_Task details_. Below are some entries. Copy each line that holds the string "Juni".

_Supplied records_.
-- Start --

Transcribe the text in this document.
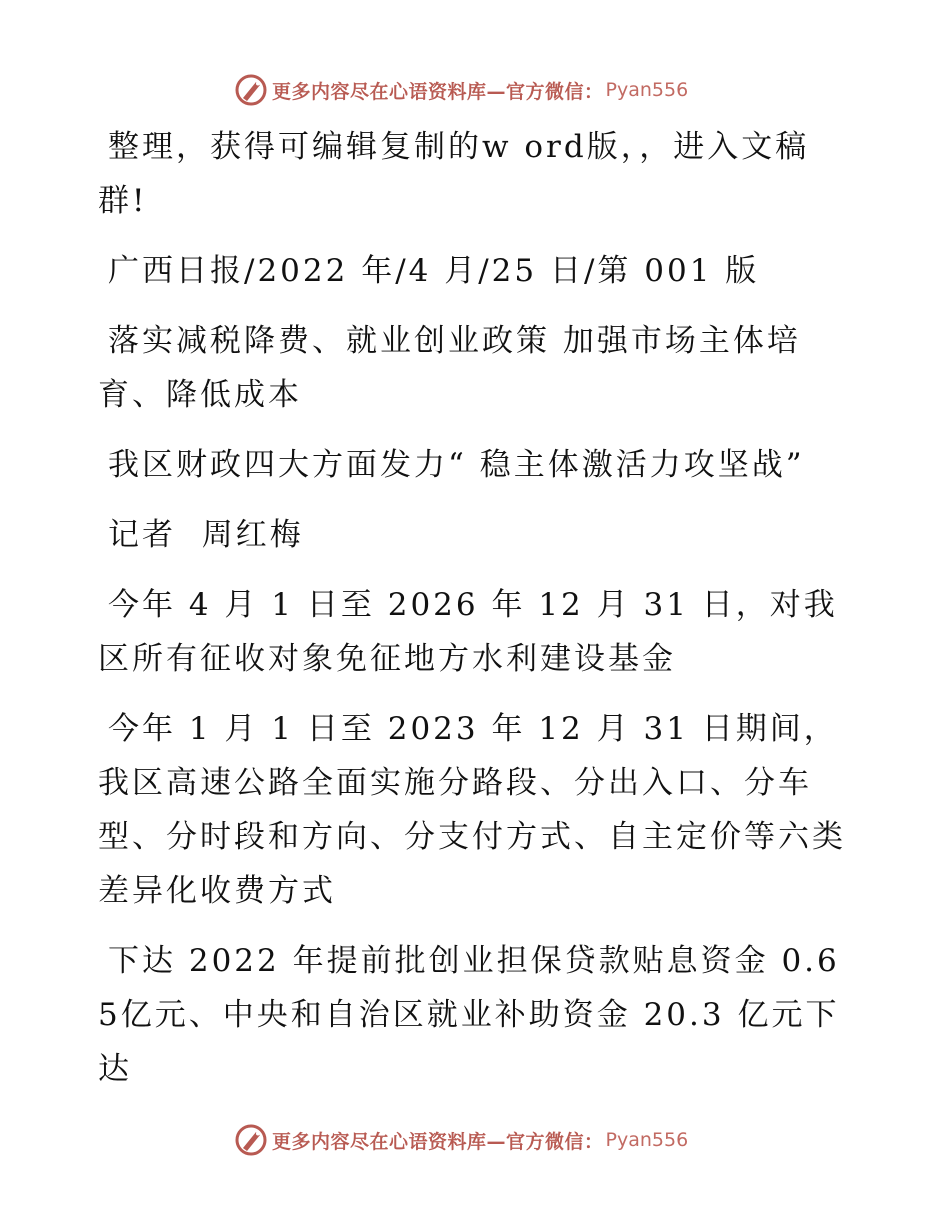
更多内容尽在心语资料库—官方微信： Pyan556

整理，获得可编辑复制的w ord版，，进入文稿群!

广西日报/2022 年/4 月/25 日/第 001 版

落实减税降费、就业创业政策 加强市场主体培育、降低成本

我区财政四大方面发力“ 稳主体激活力攻坚战”

记者  周红梅

今年 4 月 1 日至 2026 年 12 月 31 日，对我区所有征收对象免征地方水利建设基金

今年 1 月 1 日至 2023 年 12 月 31 日期间，我区高速公路全面实施分路段、分出入口、分车型、分时段和方向、分支付方式、自主定价等六类差异化收费方式

下达 2022 年提前批创业担保贷款贴息资金 0.65亿元、中央和自治区就业补助资金 20.3 亿元下达

更多内容尽在心语资料库—官方微信： Pyan556
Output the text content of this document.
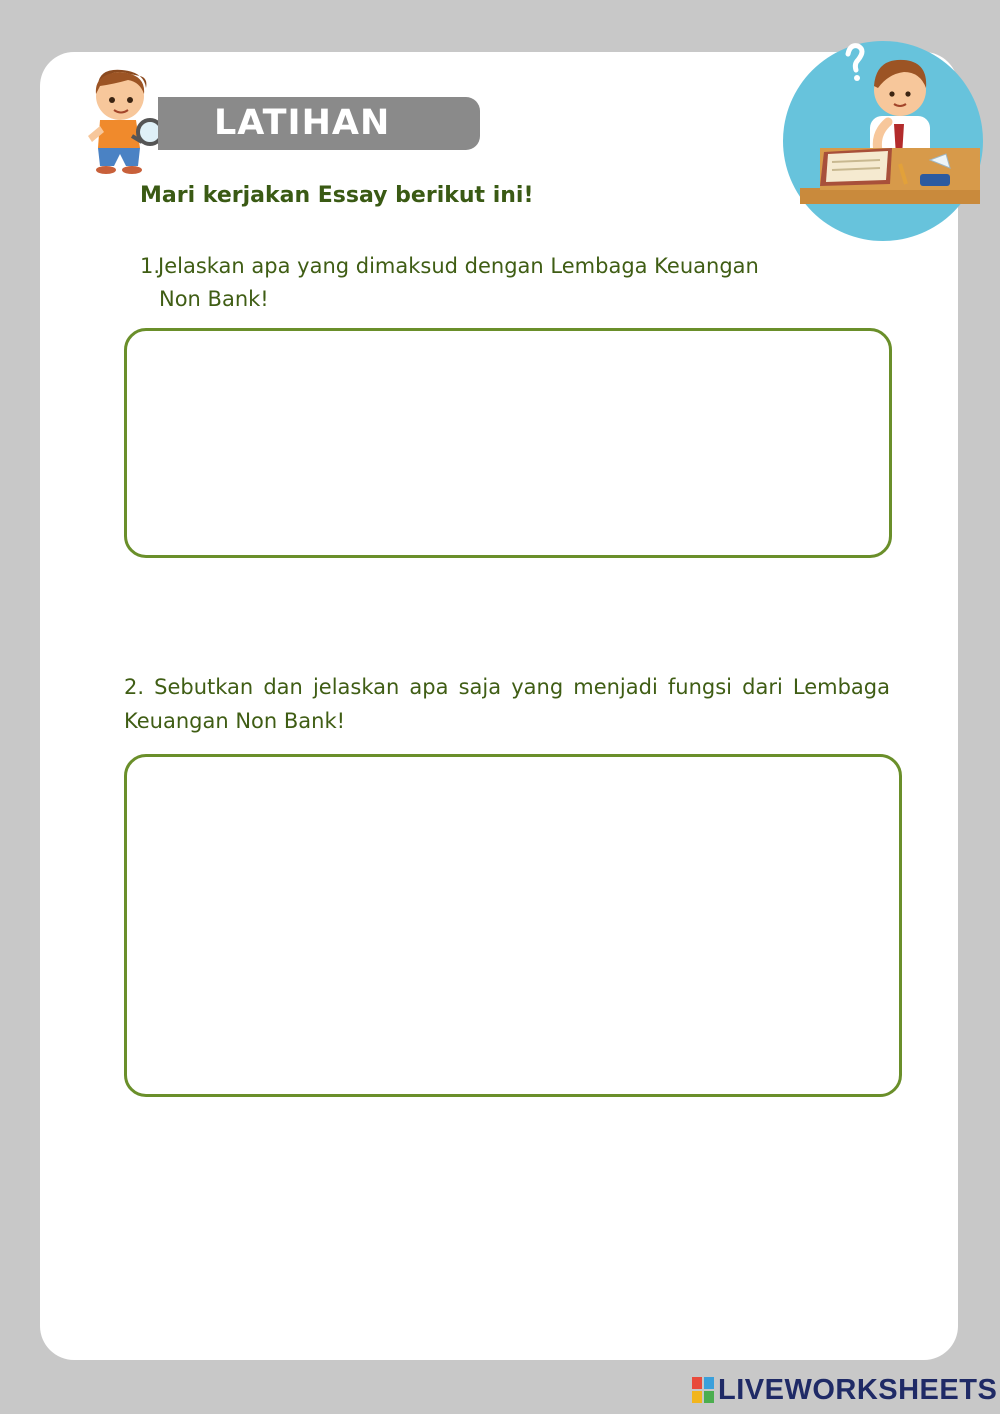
LATIHAN
Mari kerjakan Essay berikut ini!
1.Jelaskan apa yang dimaksud dengan Lembaga Keuangan
Non Bank!
2. Sebutkan dan jelaskan apa saja yang menjadi fungsi dari Lembaga Keuangan Non Bank!
LIVEWORKSHEETS
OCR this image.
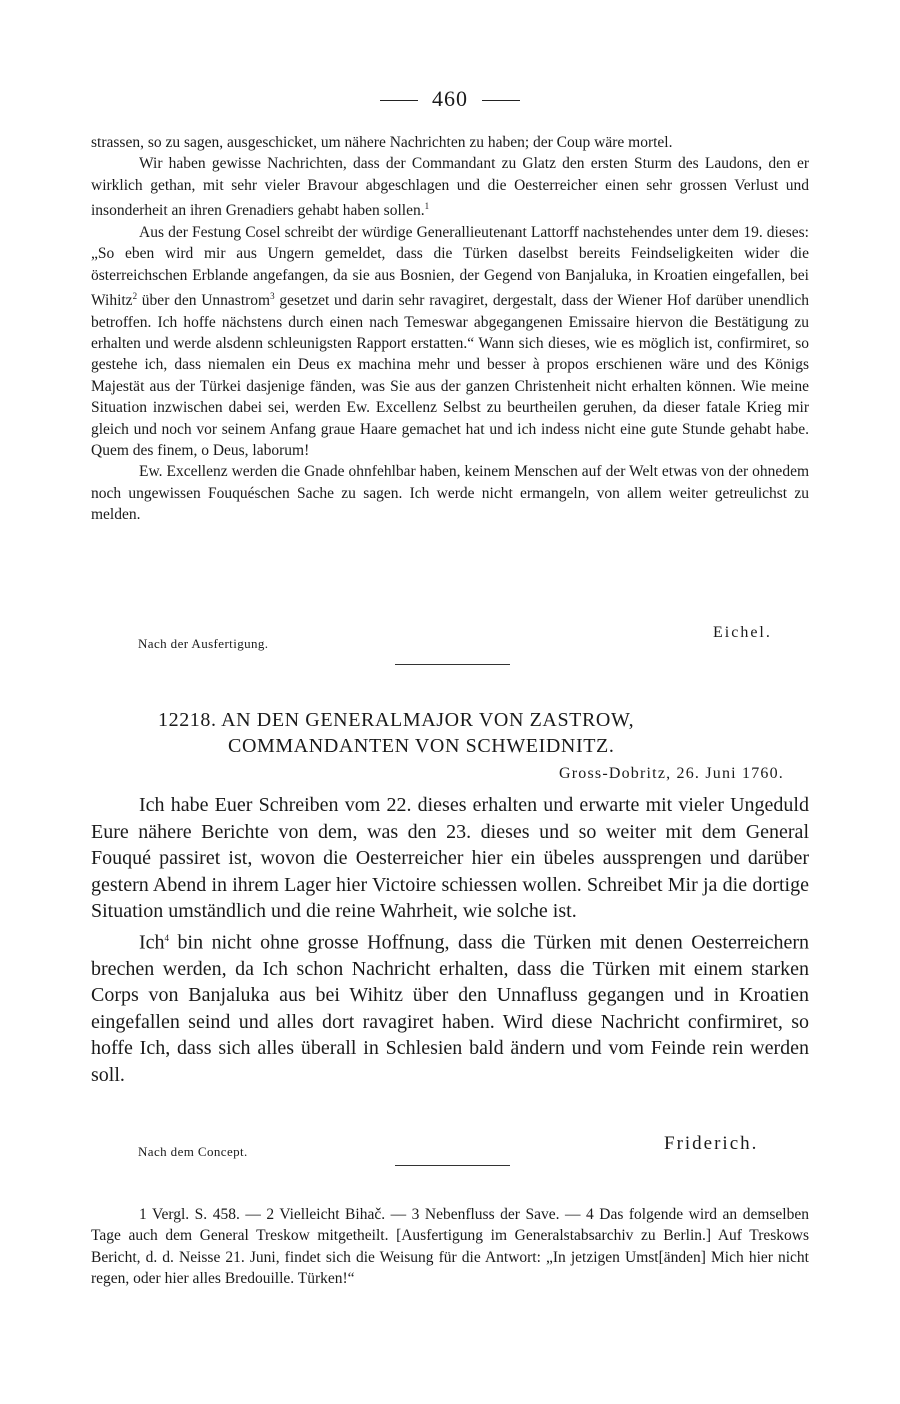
460

strassen, so zu sagen, ausgeschicket, um nähere Nachrichten zu haben; der Coup wäre mortel.

Wir haben gewisse Nachrichten, dass der Commandant zu Glatz den ersten Sturm des Laudons, den er wirklich gethan, mit sehr vieler Bravour abgeschlagen und die Oesterreicher einen sehr grossen Verlust und insonderheit an ihren Grenadiers gehabt haben sollen.$^1$

Aus der Festung Cosel schreibt der würdige Generallieutenant Lattorff nachstehendes unter dem 19. dieses: „So eben wird mir aus Ungern gemeldet, dass die Türken daselbst bereits Feindseligkeiten wider die österreichschen Erblande angefangen, da sie aus Bosnien, der Gegend von Banjaluka, in Kroatien eingefallen, bei Wihitz$^2$ über den Unnastrom$^3$ gesetzet und darin sehr ravagiret, dergestalt, dass der Wiener Hof darüber unendlich betroffen. Ich hoffe nächstens durch einen nach Temeswar abgegangenen Emissaire hiervon die Bestätigung zu erhalten und werde alsdenn schleunigsten Rapport erstatten.“ Wann sich dieses, wie es möglich ist, confirmiret, so gestehe ich, dass niemalen ein Deus ex machina mehr und besser à propos erschienen wäre und des Königs Majestät aus der Türkei dasjenige fänden, was Sie aus der ganzen Christenheit nicht erhalten können. Wie meine Situation inzwischen dabei sei, werden Ew. Excellenz Selbst zu beurtheilen geruhen, da dieser fatale Krieg mir gleich und noch vor seinem Anfang graue Haare gemachet hat und ich indess nicht eine gute Stunde gehabt habe. Quem des finem, o Deus, laborum!

Ew. Excellenz werden die Gnade ohnfehlbar haben, keinem Menschen auf der Welt etwas von der ohnedem noch ungewissen Fouquéschen Sache zu sagen. Ich werde nicht ermangeln, von allem weiter getreulichst zu melden.

Nach der Ausfertigung.
Eichel.
12218. AN DEN GENERALMAJOR VON ZASTROW,
COMMANDANTEN VON SCHWEIDNITZ.
Gross-Dobritz, 26. Juni 1760.

Ich habe Euer Schreiben vom 22. dieses erhalten und erwarte mit vieler Ungeduld Eure nähere Berichte von dem, was den 23. dieses und so weiter mit dem General Fouqué passiret ist, wovon die Oesterreicher hier ein übeles aussprengen und darüber gestern Abend in ihrem Lager hier Victoire schiessen wollen. Schreibet Mir ja die dortige Situation umständlich und die reine Wahrheit, wie solche ist.

Ich$^4$ bin nicht ohne grosse Hoffnung, dass die Türken mit denen Oesterreichern brechen werden, da Ich schon Nachricht erhalten, dass die Türken mit einem starken Corps von Banjaluka aus bei Wihitz über den Unnafluss gegangen und in Kroatien eingefallen seind und alles dort ravagiret haben. Wird diese Nachricht confirmiret, so hoffe Ich, dass sich alles überall in Schlesien bald ändern und vom Feinde rein werden soll.

Nach dem Concept.	Friderich.

1 Vergl. S. 458. — 2 Vielleicht Bihač. — 3 Nebenfluss der Save. — 4 Das folgende wird an demselben Tage auch dem General Treskow mitgetheilt. [Ausfertigung im Generalstabsarchiv zu Berlin.] Auf Treskows Bericht, d. d. Neisse 21. Juni, findet sich die Weisung für die Antwort: „In jetzigen Umst[änden] Mich hier nicht regen, oder hier alles Bredouille. Türken!“
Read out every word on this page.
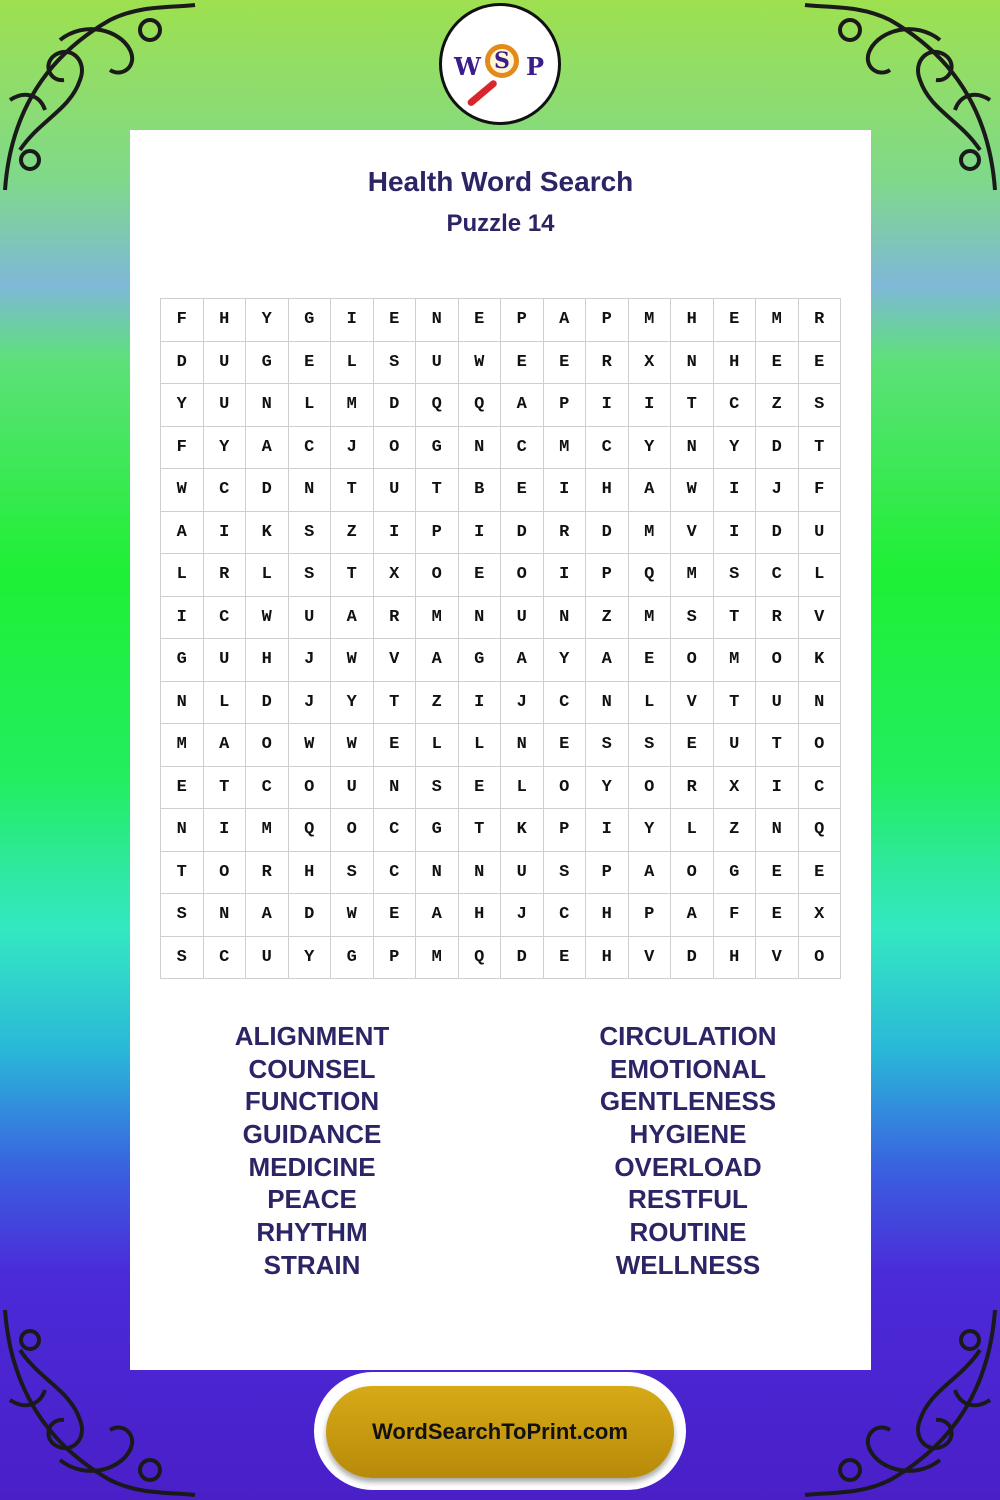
W S P
Health Word Search
Puzzle 14
F	H	Y	G	I	E	N	E	P	A	P	M	H	E	M	R
D	U	G	E	L	S	U	W	E	E	R	X	N	H	E	E
Y	U	N	L	M	D	Q	Q	A	P	I	I	T	C	Z	S
F	Y	A	C	J	O	G	N	C	M	C	Y	N	Y	D	T
W	C	D	N	T	U	T	B	E	I	H	A	W	I	J	F
A	I	K	S	Z	I	P	I	D	R	D	M	V	I	D	U
L	R	L	S	T	X	O	E	O	I	P	Q	M	S	C	L
I	C	W	U	A	R	M	N	U	N	Z	M	S	T	R	V
G	U	H	J	W	V	A	G	A	Y	A	E	O	M	O	K
N	L	D	J	Y	T	Z	I	J	C	N	L	V	T	U	N
M	A	O	W	W	E	L	L	N	E	S	S	E	U	T	O
E	T	C	O	U	N	S	E	L	O	Y	O	R	X	I	C
N	I	M	Q	O	C	G	T	K	P	I	Y	L	Z	N	Q
T	O	R	H	S	C	N	N	U	S	P	A	O	G	E	E
S	N	A	D	W	E	A	H	J	C	H	P	A	F	E	X
S	C	U	Y	G	P	M	Q	D	E	H	V	D	H	V	O
ALIGNMENT
COUNSEL
FUNCTION
GUIDANCE
MEDICINE
PEACE
RHYTHM
STRAIN
CIRCULATION
EMOTIONAL
GENTLENESS
HYGIENE
OVERLOAD
RESTFUL
ROUTINE
WELLNESS
WordSearchToPrint.com
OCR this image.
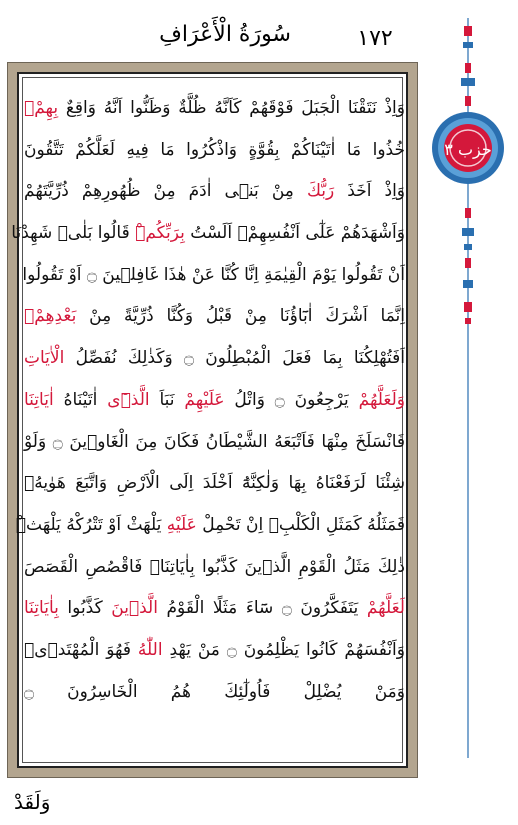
١٧٢
سُورَةُ الْأَعْرَافِ
وَاِذْ نَتَقْنَا الْجَبَلَ فَوْقَهُمْ كَاَنَّهُ ظُلَّةٌ وَظَنُّوا اَنَّهُ وَاقِعٌ بِهِمْۚ
خُذُوا مَا اٰتَيْنَاكُمْ بِقُوَّةٍ وَاذْكُرُوا مَا فِيهِ لَعَلَّكُمْ تَتَّقُونَ
وَاِذْ اَخَذَ رَبُّكَ مِنْ بَنٖى اٰدَمَ مِنْ ظُهُورِهِمْ ذُرِّيَّتَهُمْ
وَاَشْهَدَهُمْ عَلٰٓى اَنْفُسِهِمْۚ اَلَسْتُ بِرَبِّكُمْۜ قَالُوا بَلٰىۚ شَهِدْنَا
اَنْ تَقُولُوا يَوْمَ الْقِيٰمَةِ اِنَّا كُنَّا عَنْ هٰذَا غَافِلٖينَ ۝ اَوْ تَقُولُوا
اِنَّمَا اَشْرَكَ اٰبَٓاؤُنَا مِنْ قَبْلُ وَكُنَّا ذُرِّيَّةً مِنْ بَعْدِهِمْۚ
اَفَتُهْلِكُنَا بِمَا فَعَلَ الْمُبْطِلُونَ ۝ وَكَذٰلِكَ نُفَصِّلُ الْاٰيَاتِ
وَلَعَلَّهُمْ يَرْجِعُونَ ۝ وَاتْلُ عَلَيْهِمْ نَبَاَ الَّذٖٓى اٰتَيْنَاهُ اٰيَاتِنَا
فَانْسَلَخَ مِنْهَا فَاَتْبَعَهُ الشَّيْطَانُ فَكَانَ مِنَ الْغَاوٖينَ ۝ وَلَوْ
شِئْنَا لَرَفَعْنَاهُ بِهَا وَلٰكِنَّهُٓ اَخْلَدَ اِلَى الْاَرْضِ وَاتَّبَعَ هَوٰيهُۚ
فَمَثَلُهُ كَمَثَلِ الْكَلْبِۚ اِنْ تَحْمِلْ عَلَيْهِ يَلْهَثْ اَوْ تَتْرُكْهُ يَلْهَثْۜ
ذٰلِكَ مَثَلُ الْقَوْمِ الَّذٖينَ كَذَّبُوا بِاٰيَاتِنَاۚ فَاقْصُصِ الْقَصَصَ
لَعَلَّهُمْ يَتَفَكَّرُونَ ۝ سَٓاءَ مَثَلًا الْقَوْمُ الَّذٖينَ كَذَّبُوا بِاٰيَاتِنَا
وَاَنْفُسَهُمْ كَانُوا يَظْلِمُونَ ۝ مَنْ يَهْدِ اللّٰهُ فَهُوَ الْمُهْتَدٖىۚ
وَمَنْ يُضْلِلْ فَاُولٰٓئِكَ هُمُ الْخَاسِرُونَ ۝
حزب ٣
وَلَقَدْ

-- End --

_Expected answer_.
Gross-Dobritz, 26. Juni 1760.
1 Vergl. S. 458. — 2 Vielleicht Bihač. — 3 Nebenfluss der Save. — 4 Das folgende wird an demselben Tage auch dem General Treskow mitgetheilt. [Ausfertigung im Generalstabsarchiv zu Berlin.] Auf Treskows Bericht, d. d. Neisse 21. Juni, findet sich die Weisung für die Antwort: „In jetzigen Umst[änden] Mich hier nicht regen, oder hier alles Bredouille. Türken!“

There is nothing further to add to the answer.